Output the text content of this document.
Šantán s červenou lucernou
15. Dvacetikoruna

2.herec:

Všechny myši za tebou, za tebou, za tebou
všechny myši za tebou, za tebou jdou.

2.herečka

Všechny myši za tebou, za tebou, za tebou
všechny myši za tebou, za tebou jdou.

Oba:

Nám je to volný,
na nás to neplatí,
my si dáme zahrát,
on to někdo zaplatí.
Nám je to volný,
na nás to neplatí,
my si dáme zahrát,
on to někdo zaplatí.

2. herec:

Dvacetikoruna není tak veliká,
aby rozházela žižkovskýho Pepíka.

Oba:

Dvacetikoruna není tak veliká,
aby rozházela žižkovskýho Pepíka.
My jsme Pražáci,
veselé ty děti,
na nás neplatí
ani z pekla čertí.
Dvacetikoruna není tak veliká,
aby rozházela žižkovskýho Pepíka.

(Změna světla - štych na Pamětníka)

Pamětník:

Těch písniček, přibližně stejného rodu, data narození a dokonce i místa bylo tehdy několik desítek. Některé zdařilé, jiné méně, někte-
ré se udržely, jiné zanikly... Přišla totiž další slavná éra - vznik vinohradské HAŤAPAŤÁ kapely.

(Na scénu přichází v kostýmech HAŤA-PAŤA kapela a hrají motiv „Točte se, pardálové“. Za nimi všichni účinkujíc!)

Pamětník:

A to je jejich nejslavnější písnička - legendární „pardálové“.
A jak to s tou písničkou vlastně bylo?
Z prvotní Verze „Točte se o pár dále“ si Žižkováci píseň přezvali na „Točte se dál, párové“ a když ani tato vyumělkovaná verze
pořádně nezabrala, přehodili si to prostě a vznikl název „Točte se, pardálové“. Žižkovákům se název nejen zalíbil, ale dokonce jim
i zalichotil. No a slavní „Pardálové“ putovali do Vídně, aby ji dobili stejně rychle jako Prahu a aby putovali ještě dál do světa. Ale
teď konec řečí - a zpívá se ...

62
※
Take every line from the data that contains the word "dokonce".

Task solution:
Těch písniček, přibližně stejného rodu, data narození a dokonce i místa bylo tehdy několik desítek. Některé zdařilé, jiné méně, někte-
pořádně nezabrala, přehodili si to prostě a vznikl název „Točte se, pardálové“. Žižkovákům se název nejen zalíbil, ale dokonce jim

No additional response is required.